Start of Supplied text

Diesel & Motor Engineering PLC (DIMO), the Pandithage family-controlled Sri Lankan motor vehicles and spare parts importer, has released its unaudited, interim results for the financial year ending March 31, 2011, in which it revealed its 12 months group gross turnover to be Rs. 29.35 billion, up 179% year-on-year. In addition, group gross turnover for the three months to end-March 2011 was also shown as Rs. 8.56 billion, a 125% year-on-year increase. On the other hand, cost of sales for the group either outpaced turnover, by rising 187% year-on-year to Rs. 23.06 billion for the 12 months, or matched it, by increasing year-on-year by 125% to Rs. 6.36 billion.

End of Supplied text
Start of Record extracts

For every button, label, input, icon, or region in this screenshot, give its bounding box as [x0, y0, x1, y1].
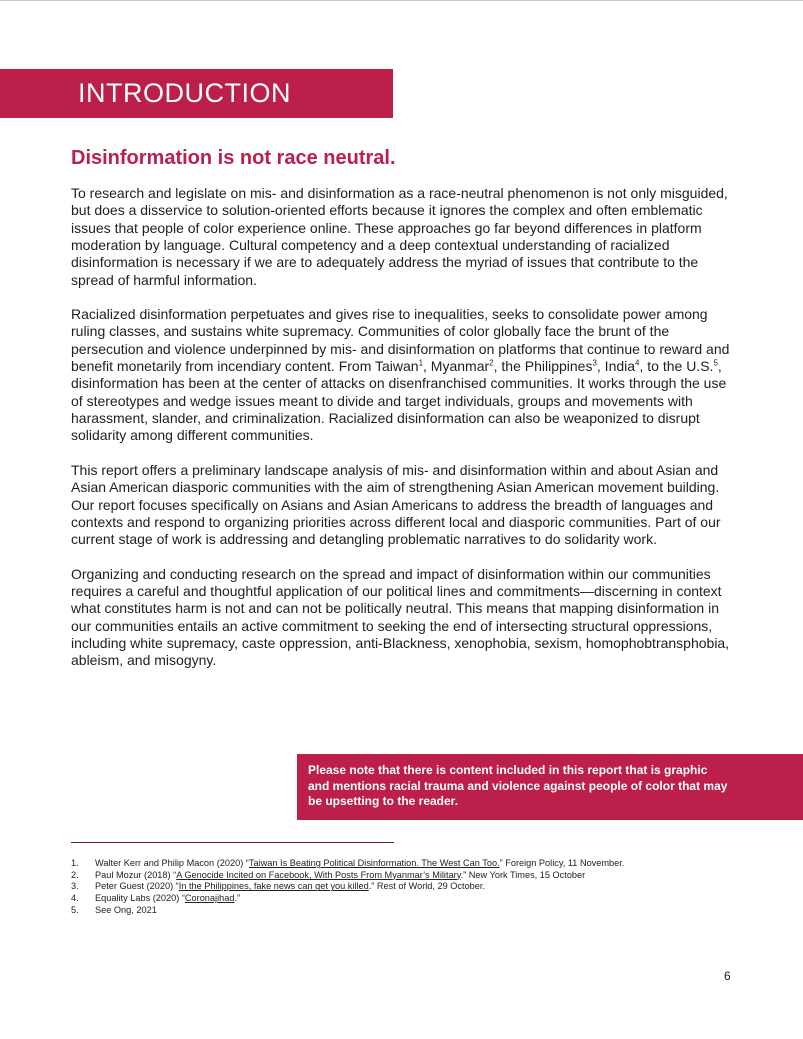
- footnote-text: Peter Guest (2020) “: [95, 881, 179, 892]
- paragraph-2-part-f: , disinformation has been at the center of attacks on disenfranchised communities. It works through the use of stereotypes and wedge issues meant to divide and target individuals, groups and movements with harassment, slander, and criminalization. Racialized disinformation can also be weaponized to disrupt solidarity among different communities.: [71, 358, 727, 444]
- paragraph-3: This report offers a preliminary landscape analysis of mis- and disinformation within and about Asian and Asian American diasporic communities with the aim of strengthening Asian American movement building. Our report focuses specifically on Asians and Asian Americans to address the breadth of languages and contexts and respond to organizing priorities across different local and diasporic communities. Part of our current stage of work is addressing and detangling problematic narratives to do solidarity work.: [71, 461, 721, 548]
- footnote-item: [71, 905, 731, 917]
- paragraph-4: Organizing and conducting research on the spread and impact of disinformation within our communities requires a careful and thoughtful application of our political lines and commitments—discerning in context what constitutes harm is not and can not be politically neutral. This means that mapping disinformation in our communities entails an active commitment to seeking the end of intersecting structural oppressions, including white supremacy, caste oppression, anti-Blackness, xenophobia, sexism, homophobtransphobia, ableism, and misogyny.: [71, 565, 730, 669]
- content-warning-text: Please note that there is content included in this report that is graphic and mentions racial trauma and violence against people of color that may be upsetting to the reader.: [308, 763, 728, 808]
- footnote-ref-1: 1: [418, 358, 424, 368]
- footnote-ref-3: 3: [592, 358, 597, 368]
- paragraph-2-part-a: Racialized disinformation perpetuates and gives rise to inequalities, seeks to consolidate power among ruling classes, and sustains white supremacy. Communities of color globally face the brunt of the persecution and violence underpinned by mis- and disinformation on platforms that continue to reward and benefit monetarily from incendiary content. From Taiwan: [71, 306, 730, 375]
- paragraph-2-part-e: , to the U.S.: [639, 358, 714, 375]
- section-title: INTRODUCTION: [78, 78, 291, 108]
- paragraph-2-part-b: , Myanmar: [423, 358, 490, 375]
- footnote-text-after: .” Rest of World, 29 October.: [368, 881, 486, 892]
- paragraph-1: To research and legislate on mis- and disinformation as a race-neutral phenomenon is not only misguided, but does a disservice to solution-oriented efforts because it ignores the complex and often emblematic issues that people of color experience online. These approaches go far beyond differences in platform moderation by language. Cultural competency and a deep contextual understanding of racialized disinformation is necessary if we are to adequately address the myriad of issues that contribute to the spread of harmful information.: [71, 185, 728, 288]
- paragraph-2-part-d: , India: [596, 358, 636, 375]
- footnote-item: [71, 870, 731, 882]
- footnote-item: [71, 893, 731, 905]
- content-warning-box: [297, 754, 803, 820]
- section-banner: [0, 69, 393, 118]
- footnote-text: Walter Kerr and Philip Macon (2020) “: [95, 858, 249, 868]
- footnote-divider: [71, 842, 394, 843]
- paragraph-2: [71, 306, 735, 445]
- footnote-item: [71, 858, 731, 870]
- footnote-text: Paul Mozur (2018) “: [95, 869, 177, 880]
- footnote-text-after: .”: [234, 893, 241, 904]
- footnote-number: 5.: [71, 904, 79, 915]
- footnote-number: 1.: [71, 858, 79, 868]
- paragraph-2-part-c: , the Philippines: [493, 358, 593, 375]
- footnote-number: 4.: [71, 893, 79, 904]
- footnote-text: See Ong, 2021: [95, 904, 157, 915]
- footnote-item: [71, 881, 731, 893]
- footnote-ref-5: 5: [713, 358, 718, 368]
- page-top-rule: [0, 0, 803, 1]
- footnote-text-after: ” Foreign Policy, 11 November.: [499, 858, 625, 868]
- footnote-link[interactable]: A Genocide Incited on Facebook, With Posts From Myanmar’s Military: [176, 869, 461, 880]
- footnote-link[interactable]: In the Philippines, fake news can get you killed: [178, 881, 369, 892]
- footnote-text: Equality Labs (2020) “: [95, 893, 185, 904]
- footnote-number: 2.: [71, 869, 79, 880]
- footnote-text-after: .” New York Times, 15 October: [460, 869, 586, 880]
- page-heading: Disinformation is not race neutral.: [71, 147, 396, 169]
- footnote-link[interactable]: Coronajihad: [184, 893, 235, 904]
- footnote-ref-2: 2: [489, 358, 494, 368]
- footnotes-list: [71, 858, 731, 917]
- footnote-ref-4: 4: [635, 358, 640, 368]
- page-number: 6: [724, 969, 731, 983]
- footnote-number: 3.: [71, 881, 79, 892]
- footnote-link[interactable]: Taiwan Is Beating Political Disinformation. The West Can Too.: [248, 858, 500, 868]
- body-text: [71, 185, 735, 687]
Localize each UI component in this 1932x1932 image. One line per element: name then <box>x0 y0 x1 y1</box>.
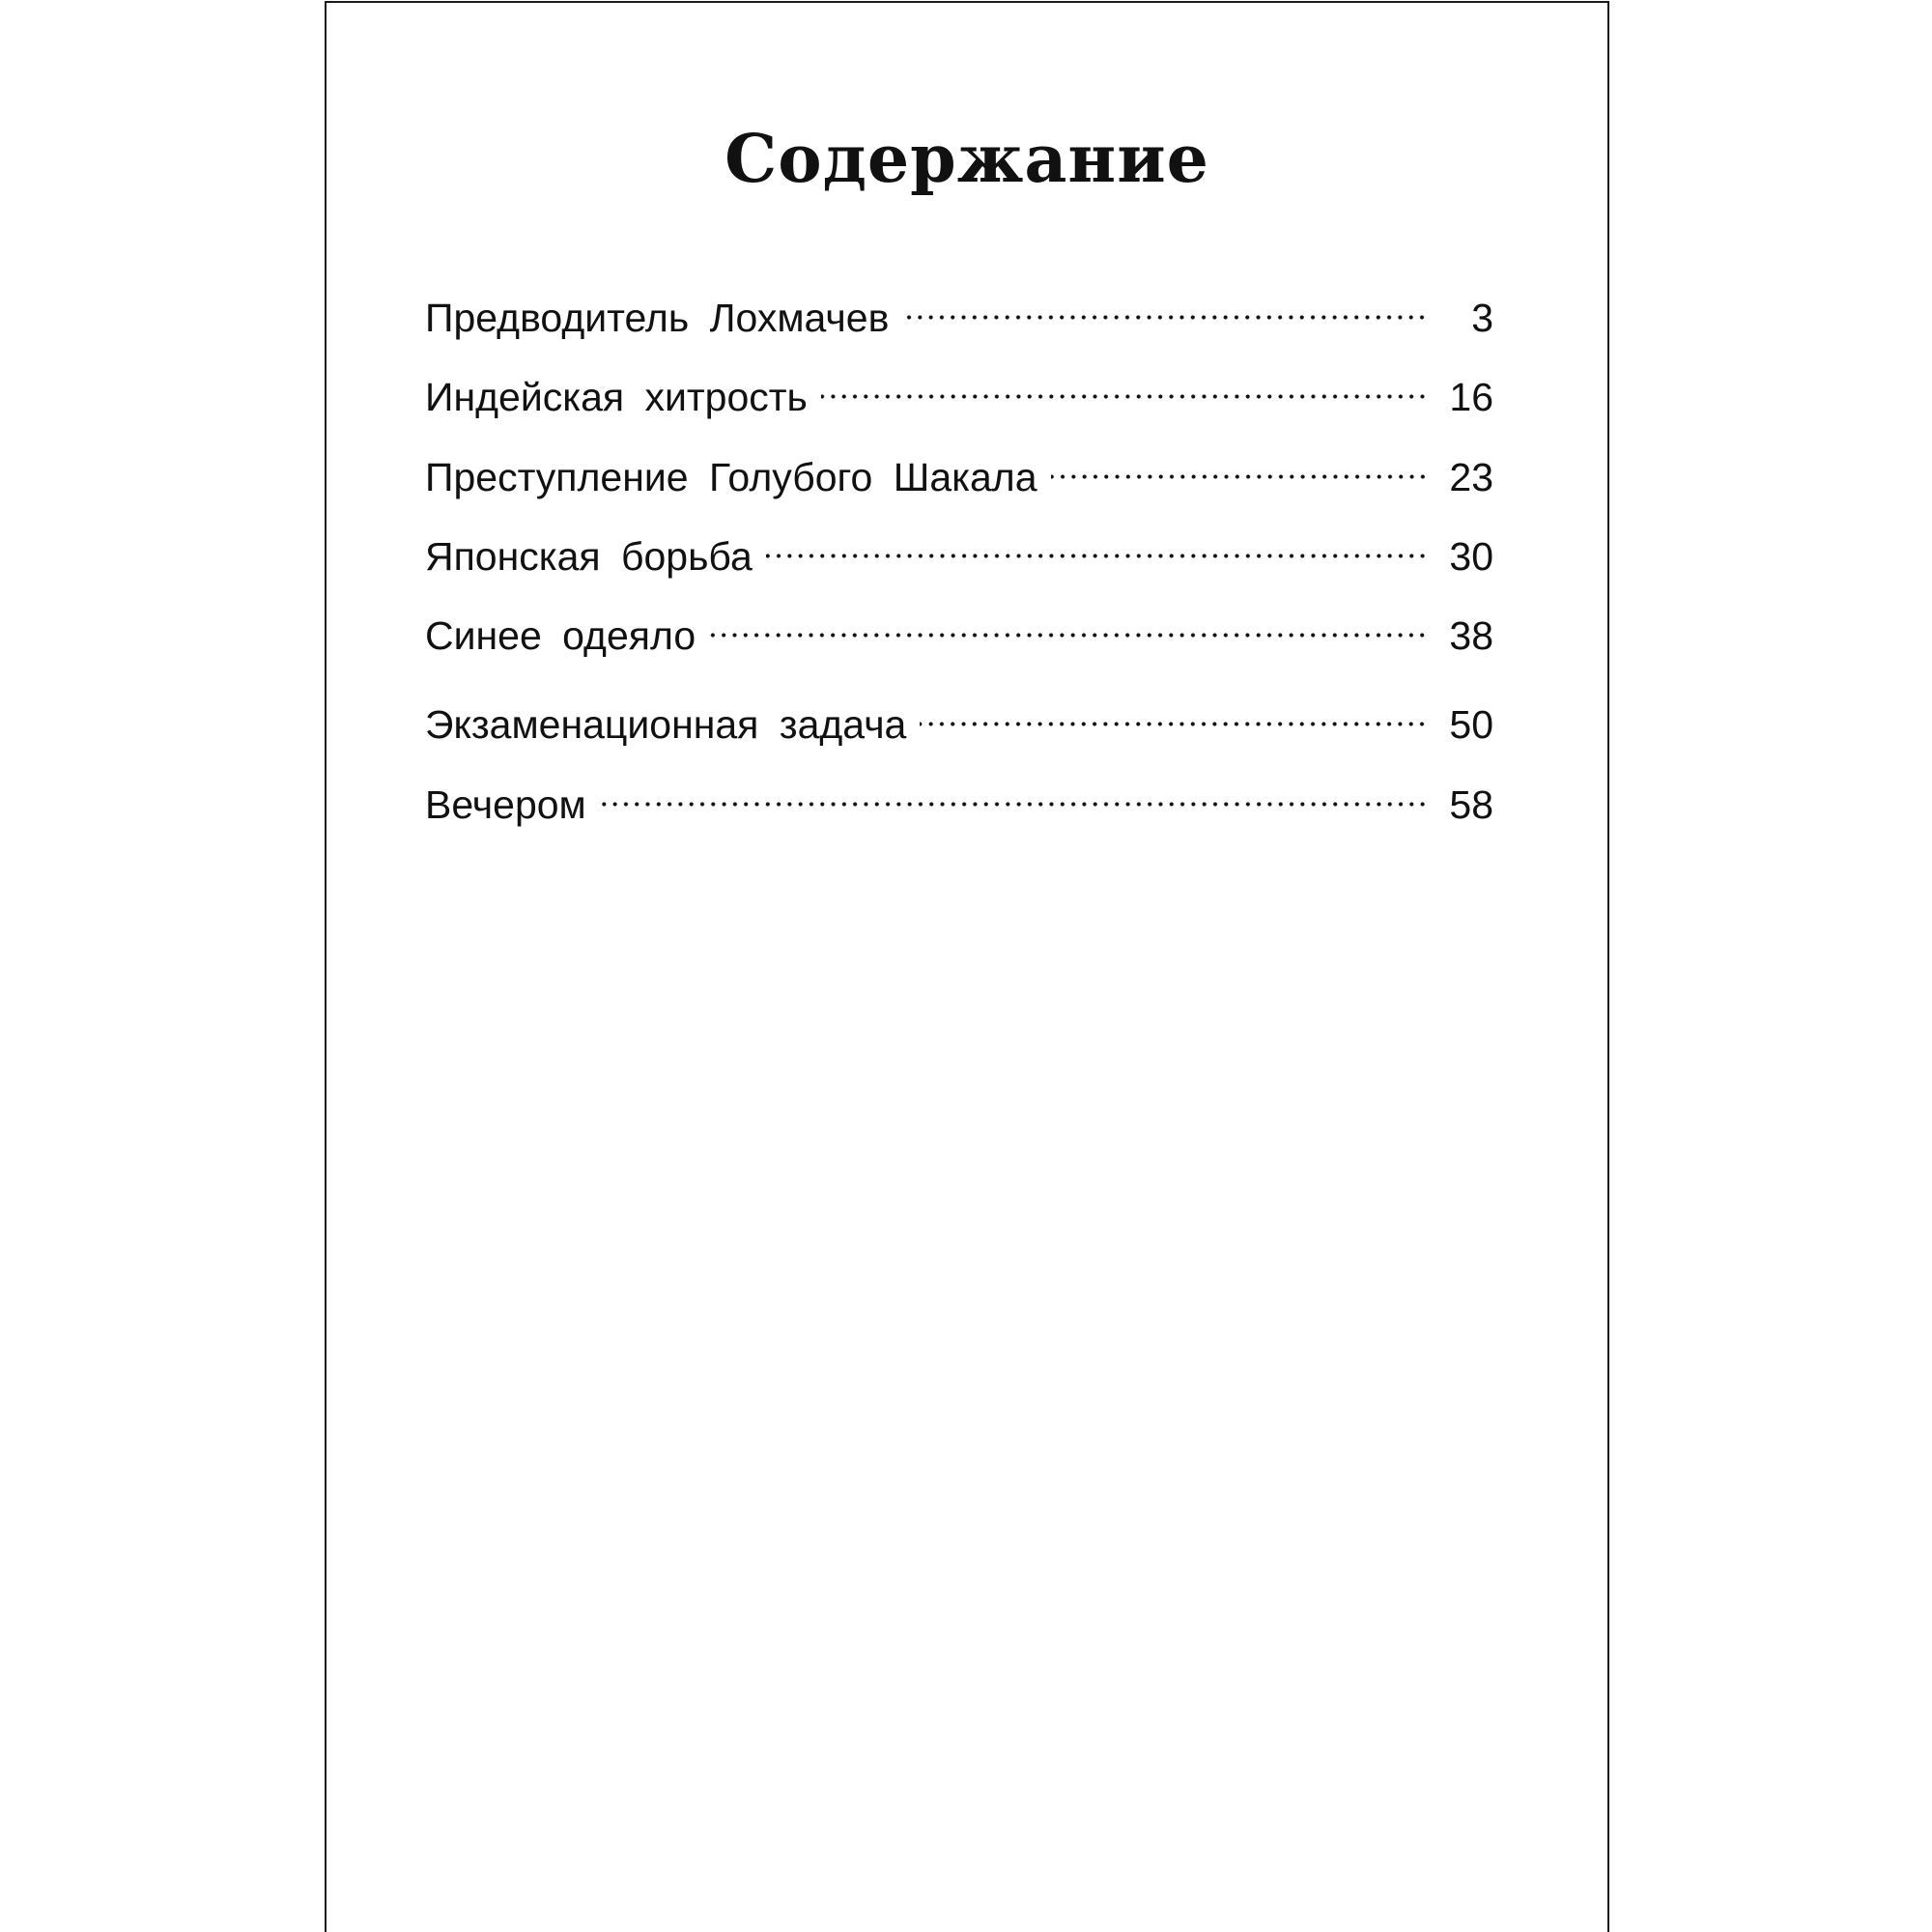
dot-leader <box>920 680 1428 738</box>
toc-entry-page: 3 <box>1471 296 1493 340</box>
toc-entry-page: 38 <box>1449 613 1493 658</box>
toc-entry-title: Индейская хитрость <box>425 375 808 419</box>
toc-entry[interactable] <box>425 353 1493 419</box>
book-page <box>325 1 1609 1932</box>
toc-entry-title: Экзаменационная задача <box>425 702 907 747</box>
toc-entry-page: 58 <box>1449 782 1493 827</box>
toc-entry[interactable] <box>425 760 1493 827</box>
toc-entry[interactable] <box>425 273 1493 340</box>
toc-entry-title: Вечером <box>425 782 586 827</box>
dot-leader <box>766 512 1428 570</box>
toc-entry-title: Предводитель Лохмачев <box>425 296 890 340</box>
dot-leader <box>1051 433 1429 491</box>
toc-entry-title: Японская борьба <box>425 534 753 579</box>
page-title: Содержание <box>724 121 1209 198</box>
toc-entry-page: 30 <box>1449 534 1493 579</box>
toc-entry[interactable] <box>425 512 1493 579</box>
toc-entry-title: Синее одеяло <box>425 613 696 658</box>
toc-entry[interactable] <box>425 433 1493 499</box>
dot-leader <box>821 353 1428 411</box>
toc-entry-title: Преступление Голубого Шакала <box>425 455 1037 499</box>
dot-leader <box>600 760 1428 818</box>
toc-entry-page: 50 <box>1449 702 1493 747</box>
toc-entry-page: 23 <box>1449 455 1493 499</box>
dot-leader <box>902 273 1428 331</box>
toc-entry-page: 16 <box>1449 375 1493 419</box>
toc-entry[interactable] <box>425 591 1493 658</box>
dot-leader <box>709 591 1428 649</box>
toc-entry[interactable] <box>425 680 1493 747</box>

End of Record extracts

• [Problems to solve]
- A) What 12-month group gross turnover does the DIMO results passage report for the financial year ending March 31, 2011?
- B) Transcribe the DIMO results passage between "Diesel & Motor" and "Rs. 6.36 billion.", inclusive.

• [Answers]
- A) Rs. 29.35 billion, up 179% year-on-year.

- B)
Diesel & Motor Engineering PLC (DIMO), the Pandithage family-controlled Sri Lankan motor vehicles and spare parts importer, has released its unaudited, interim results for the financial year ending March 31, 2011, in which it revealed its 12 months group gross turnover to be Rs. 29.35 billion, up 179% year-on-year. In addition, group gross turnover for the three months to end-March 2011 was also shown as Rs. 8.56 billion, a 125% year-on-year increase. On the other hand, cost of sales for the group either outpaced turnover, by rising 187% year-on-year to Rs. 23.06 billion for the 12 months, or matched it, by increasing year-on-year by 125% to Rs. 6.36 billion.